▽

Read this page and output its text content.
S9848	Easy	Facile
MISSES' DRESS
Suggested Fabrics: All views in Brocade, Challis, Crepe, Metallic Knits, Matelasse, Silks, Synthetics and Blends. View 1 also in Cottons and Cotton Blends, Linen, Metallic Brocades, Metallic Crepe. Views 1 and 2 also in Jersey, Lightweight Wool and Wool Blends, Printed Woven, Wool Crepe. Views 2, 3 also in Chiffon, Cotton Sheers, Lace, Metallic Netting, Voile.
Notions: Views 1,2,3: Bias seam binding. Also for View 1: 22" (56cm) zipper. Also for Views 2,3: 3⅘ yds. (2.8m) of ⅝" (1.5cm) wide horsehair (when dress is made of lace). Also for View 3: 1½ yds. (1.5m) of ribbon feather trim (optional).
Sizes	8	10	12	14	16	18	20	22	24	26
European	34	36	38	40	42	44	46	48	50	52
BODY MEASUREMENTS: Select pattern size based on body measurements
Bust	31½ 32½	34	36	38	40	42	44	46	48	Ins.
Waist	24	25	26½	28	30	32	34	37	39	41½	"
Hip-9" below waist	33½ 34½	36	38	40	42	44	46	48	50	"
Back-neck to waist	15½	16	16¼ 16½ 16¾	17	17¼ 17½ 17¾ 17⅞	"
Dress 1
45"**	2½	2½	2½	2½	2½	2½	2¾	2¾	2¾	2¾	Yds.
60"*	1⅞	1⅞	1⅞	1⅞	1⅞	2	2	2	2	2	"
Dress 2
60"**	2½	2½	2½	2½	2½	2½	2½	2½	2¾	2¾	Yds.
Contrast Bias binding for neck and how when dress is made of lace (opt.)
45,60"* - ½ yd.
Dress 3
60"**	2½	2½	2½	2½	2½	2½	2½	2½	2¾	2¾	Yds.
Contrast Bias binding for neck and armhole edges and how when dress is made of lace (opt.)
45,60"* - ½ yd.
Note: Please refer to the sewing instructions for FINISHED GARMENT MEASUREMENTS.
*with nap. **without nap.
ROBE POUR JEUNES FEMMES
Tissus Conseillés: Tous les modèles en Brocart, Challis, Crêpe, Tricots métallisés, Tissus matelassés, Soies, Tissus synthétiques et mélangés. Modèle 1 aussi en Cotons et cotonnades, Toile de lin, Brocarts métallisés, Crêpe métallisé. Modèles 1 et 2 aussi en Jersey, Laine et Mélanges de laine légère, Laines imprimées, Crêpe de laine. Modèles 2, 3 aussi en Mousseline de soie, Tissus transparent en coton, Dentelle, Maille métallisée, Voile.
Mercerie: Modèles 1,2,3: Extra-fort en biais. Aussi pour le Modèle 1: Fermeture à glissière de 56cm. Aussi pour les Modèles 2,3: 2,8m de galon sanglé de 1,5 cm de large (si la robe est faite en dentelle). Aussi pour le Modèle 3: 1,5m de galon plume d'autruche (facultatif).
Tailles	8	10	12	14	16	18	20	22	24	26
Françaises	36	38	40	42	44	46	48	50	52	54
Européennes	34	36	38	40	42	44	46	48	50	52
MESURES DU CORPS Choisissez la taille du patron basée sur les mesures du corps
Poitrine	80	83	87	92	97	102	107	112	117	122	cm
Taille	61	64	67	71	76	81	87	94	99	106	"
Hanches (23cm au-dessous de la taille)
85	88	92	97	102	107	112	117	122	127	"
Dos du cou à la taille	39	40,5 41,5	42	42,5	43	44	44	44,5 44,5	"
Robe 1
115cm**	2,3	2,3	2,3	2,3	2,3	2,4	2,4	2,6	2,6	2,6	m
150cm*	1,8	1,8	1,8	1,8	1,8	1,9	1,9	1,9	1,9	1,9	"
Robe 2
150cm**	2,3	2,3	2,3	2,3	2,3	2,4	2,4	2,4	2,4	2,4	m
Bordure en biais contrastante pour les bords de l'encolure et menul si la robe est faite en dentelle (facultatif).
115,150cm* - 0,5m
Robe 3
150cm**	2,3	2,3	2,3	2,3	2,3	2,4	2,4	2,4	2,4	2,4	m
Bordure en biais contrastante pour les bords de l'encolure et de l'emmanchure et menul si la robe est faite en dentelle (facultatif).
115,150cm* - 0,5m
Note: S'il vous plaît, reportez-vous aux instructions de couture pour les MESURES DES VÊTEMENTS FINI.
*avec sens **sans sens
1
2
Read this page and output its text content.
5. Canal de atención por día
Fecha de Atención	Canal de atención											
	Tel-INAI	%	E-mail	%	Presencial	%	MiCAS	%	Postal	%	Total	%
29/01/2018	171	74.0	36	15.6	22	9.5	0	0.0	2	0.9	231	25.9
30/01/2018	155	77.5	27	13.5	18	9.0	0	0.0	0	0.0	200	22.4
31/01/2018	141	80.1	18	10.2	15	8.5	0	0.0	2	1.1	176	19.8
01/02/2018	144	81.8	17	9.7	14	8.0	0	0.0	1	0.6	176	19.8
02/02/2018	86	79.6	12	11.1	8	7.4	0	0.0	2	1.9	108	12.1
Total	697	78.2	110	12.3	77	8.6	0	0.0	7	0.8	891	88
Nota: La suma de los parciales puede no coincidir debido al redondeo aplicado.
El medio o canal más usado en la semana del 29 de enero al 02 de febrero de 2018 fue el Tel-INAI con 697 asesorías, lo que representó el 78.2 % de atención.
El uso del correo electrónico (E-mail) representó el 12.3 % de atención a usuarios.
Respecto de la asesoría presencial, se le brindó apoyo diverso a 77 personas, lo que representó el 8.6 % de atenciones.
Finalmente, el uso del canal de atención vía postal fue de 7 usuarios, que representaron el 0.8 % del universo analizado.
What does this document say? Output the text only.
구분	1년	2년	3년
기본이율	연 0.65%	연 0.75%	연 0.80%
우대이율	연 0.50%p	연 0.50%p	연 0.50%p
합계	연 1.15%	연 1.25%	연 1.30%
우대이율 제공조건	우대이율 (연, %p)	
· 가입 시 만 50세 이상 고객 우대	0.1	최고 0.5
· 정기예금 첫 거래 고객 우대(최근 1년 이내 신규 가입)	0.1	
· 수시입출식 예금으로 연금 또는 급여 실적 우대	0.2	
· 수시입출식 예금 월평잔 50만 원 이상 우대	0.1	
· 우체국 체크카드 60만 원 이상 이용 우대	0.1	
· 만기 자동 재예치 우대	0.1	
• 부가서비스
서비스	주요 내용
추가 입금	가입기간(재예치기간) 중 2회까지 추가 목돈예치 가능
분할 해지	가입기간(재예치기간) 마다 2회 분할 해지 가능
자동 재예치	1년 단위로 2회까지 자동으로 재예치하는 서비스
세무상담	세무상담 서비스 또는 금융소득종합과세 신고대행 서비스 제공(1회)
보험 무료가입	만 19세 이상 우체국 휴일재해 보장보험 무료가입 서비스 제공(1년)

△

* **What you are asked to do**:
Output the listing above word for word.

* **Full answer**:
Read this page and output its text content.
S9848	Easy	Facile
MISSES' DRESS
Suggested Fabrics: All views in Brocade, Challis, Crepe, Metallic Knits, Matelasse, Silks, Synthetics and Blends. View 1 also in Cottons and Cotton Blends, Linen, Metallic Brocades, Metallic Crepe. Views 1 and 2 also in Jersey, Lightweight Wool and Wool Blends, Printed Woven, Wool Crepe. Views 2, 3 also in Chiffon, Cotton Sheers, Lace, Metallic Netting, Voile.
Notions: Views 1,2,3: Bias seam binding. Also for View 1: 22" (56cm) zipper. Also for Views 2,3: 3⅘ yds. (2.8m) of ⅝" (1.5cm) wide horsehair (when dress is made of lace). Also for View 3: 1½ yds. (1.5m) of ribbon feather trim (optional).
Sizes	8	10	12	14	16	18	20	22	24	26
European	34	36	38	40	42	44	46	48	50	52
BODY MEASUREMENTS: Select pattern size based on body measurements
Bust	31½ 32½	34	36	38	40	42	44	46	48	Ins.
Waist	24	25	26½	28	30	32	34	37	39	41½	"
Hip-9" below waist	33½ 34½	36	38	40	42	44	46	48	50	"
Back-neck to waist	15½	16	16¼ 16½ 16¾	17	17¼ 17½ 17¾ 17⅞	"
Dress 1
45"**	2½	2½	2½	2½	2½	2½	2¾	2¾	2¾	2¾	Yds.
60"*	1⅞	1⅞	1⅞	1⅞	1⅞	2	2	2	2	2	"
Dress 2
60"**	2½	2½	2½	2½	2½	2½	2½	2½	2¾	2¾	Yds.
Contrast Bias binding for neck and how when dress is made of lace (opt.)
45,60"* - ½ yd.
Dress 3
60"**	2½	2½	2½	2½	2½	2½	2½	2½	2¾	2¾	Yds.
Contrast Bias binding for neck and armhole edges and how when dress is made of lace (opt.)
45,60"* - ½ yd.
Note: Please refer to the sewing instructions for FINISHED GARMENT MEASUREMENTS.
*with nap. **without nap.
ROBE POUR JEUNES FEMMES
Tissus Conseillés: Tous les modèles en Brocart, Challis, Crêpe, Tricots métallisés, Tissus matelassés, Soies, Tissus synthétiques et mélangés. Modèle 1 aussi en Cotons et cotonnades, Toile de lin, Brocarts métallisés, Crêpe métallisé. Modèles 1 et 2 aussi en Jersey, Laine et Mélanges de laine légère, Laines imprimées, Crêpe de laine. Modèles 2, 3 aussi en Mousseline de soie, Tissus transparent en coton, Dentelle, Maille métallisée, Voile.
Mercerie: Modèles 1,2,3: Extra-fort en biais. Aussi pour le Modèle 1: Fermeture à glissière de 56cm. Aussi pour les Modèles 2,3: 2,8m de galon sanglé de 1,5 cm de large (si la robe est faite en dentelle). Aussi pour le Modèle 3: 1,5m de galon plume d'autruche (facultatif).
Tailles	8	10	12	14	16	18	20	22	24	26
Françaises	36	38	40	42	44	46	48	50	52	54
Européennes	34	36	38	40	42	44	46	48	50	52
MESURES DU CORPS Choisissez la taille du patron basée sur les mesures du corps
Poitrine	80	83	87	92	97	102	107	112	117	122	cm
Taille	61	64	67	71	76	81	87	94	99	106	"
Hanches (23cm au-dessous de la taille)
85	88	92	97	102	107	112	117	122	127	"
Dos du cou à la taille	39	40,5 41,5	42	42,5	43	44	44	44,5 44,5	"
Robe 1
115cm**	2,3	2,3	2,3	2,3	2,3	2,4	2,4	2,6	2,6	2,6	m
150cm*	1,8	1,8	1,8	1,8	1,8	1,9	1,9	1,9	1,9	1,9	"
Robe 2
150cm**	2,3	2,3	2,3	2,3	2,3	2,4	2,4	2,4	2,4	2,4	m
Bordure en biais contrastante pour les bords de l'encolure et menul si la robe est faite en dentelle (facultatif).
115,150cm* - 0,5m
Robe 3
150cm**	2,3	2,3	2,3	2,3	2,3	2,4	2,4	2,4	2,4	2,4	m
Bordure en biais contrastante pour les bords de l'encolure et de l'emmanchure et menul si la robe est faite en dentelle (facultatif).
115,150cm* - 0,5m
Note: S'il vous plaît, reportez-vous aux instructions de couture pour les MESURES DES VÊTEMENTS FINI.
*avec sens **sans sens
1
2
Read this page and output its text content.
5. Canal de atención por día
Fecha de Atención	Canal de atención											
	Tel-INAI	%	E-mail	%	Presencial	%	MiCAS	%	Postal	%	Total	%
29/01/2018	171	74.0	36	15.6	22	9.5	0	0.0	2	0.9	231	25.9
30/01/2018	155	77.5	27	13.5	18	9.0	0	0.0	0	0.0	200	22.4
31/01/2018	141	80.1	18	10.2	15	8.5	0	0.0	2	1.1	176	19.8
01/02/2018	144	81.8	17	9.7	14	8.0	0	0.0	1	0.6	176	19.8
02/02/2018	86	79.6	12	11.1	8	7.4	0	0.0	2	1.9	108	12.1
Total	697	78.2	110	12.3	77	8.6	0	0.0	7	0.8	891	88
Nota: La suma de los parciales puede no coincidir debido al redondeo aplicado.
El medio o canal más usado en la semana del 29 de enero al 02 de febrero de 2018 fue el Tel-INAI con 697 asesorías, lo que representó el 78.2 % de atención.
El uso del correo electrónico (E-mail) representó el 12.3 % de atención a usuarios.
Respecto de la asesoría presencial, se le brindó apoyo diverso a 77 personas, lo que representó el 8.6 % de atenciones.
Finalmente, el uso del canal de atención vía postal fue de 7 usuarios, que representaron el 0.8 % del universo analizado.
What does this document say? Output the text only.
구분	1년	2년	3년
기본이율	연 0.65%	연 0.75%	연 0.80%
우대이율	연 0.50%p	연 0.50%p	연 0.50%p
합계	연 1.15%	연 1.25%	연 1.30%
우대이율 제공조건	우대이율 (연, %p)	
· 가입 시 만 50세 이상 고객 우대	0.1	최고 0.5
· 정기예금 첫 거래 고객 우대(최근 1년 이내 신규 가입)	0.1	
· 수시입출식 예금으로 연금 또는 급여 실적 우대	0.2	
· 수시입출식 예금 월평잔 50만 원 이상 우대	0.1	
· 우체국 체크카드 60만 원 이상 이용 우대	0.1	
· 만기 자동 재예치 우대	0.1	
• 부가서비스
서비스	주요 내용
추가 입금	가입기간(재예치기간) 중 2회까지 추가 목돈예치 가능
분할 해지	가입기간(재예치기간) 마다 2회 분할 해지 가능
자동 재예치	1년 단위로 2회까지 자동으로 재예치하는 서비스
세무상담	세무상담 서비스 또는 금융소득종합과세 신고대행 서비스 제공(1회)
보험 무료가입	만 19세 이상 우체국 휴일재해 보장보험 무료가입 서비스 제공(1년)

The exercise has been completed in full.